(Structured figure records)

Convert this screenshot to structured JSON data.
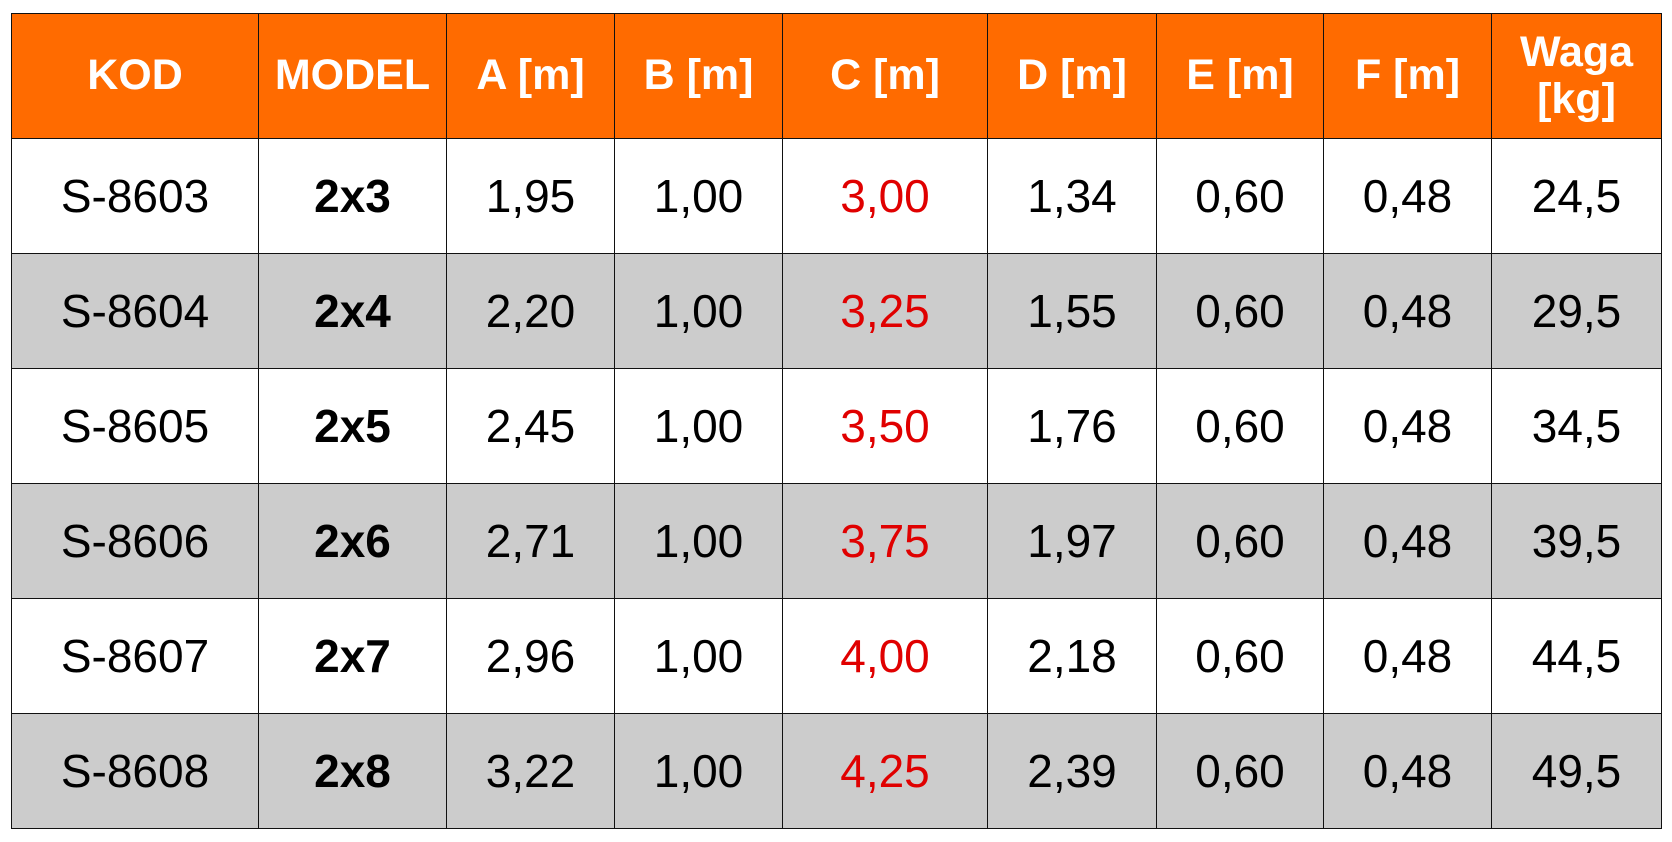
{
  "table": {
    "header": [
      "KOD",
      "MODEL",
      "A [m]",
      "B [m]",
      "C [m]",
      "D [m]",
      "E [m]",
      "F [m]",
      "Waga [kg]"
    ],
    "rows": [
      [
        "S-8603",
        "2x3",
        "1,95",
        "1,00",
        "3,00",
        "1,34",
        "0,60",
        "0,48",
        "24,5"
      ],
      [
        "S-8604",
        "2x4",
        "2,20",
        "1,00",
        "3,25",
        "1,55",
        "0,60",
        "0,48",
        "29,5"
      ],
      [
        "S-8605",
        "2x5",
        "2,45",
        "1,00",
        "3,50",
        "1,76",
        "0,60",
        "0,48",
        "34,5"
      ],
      [
        "S-8606",
        "2x6",
        "2,71",
        "1,00",
        "3,75",
        "1,97",
        "0,60",
        "0,48",
        "39,5"
      ],
      [
        "S-8607",
        "2x7",
        "2,96",
        "1,00",
        "4,00",
        "2,18",
        "0,60",
        "0,48",
        "44,5"
      ],
      [
        "S-8608",
        "2x8",
        "3,22",
        "1,00",
        "4,25",
        "2,39",
        "0,60",
        "0,48",
        "49,5"
      ]
    ]
  }
}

> YOUR TASK
Repeat the material above verbatim, with no pictures in the output.

> CORRECT RESULT
Convert this screenshot to structured JSON data.
{
  "table": {
    "header": [
      "KOD",
      "MODEL",
      "A [m]",
      "B [m]",
      "C [m]",
      "D [m]",
      "E [m]",
      "F [m]",
      "Waga [kg]"
    ],
    "rows": [
      [
        "S-8603",
        "2x3",
        "1,95",
        "1,00",
        "3,00",
        "1,34",
        "0,60",
        "0,48",
        "24,5"
      ],
      [
        "S-8604",
        "2x4",
        "2,20",
        "1,00",
        "3,25",
        "1,55",
        "0,60",
        "0,48",
        "29,5"
      ],
      [
        "S-8605",
        "2x5",
        "2,45",
        "1,00",
        "3,50",
        "1,76",
        "0,60",
        "0,48",
        "34,5"
      ],
      [
        "S-8606",
        "2x6",
        "2,71",
        "1,00",
        "3,75",
        "1,97",
        "0,60",
        "0,48",
        "39,5"
      ],
      [
        "S-8607",
        "2x7",
        "2,96",
        "1,00",
        "4,00",
        "2,18",
        "0,60",
        "0,48",
        "44,5"
      ],
      [
        "S-8608",
        "2x8",
        "3,22",
        "1,00",
        "4,25",
        "2,39",
        "0,60",
        "0,48",
        "49,5"
      ]
    ]
  }
}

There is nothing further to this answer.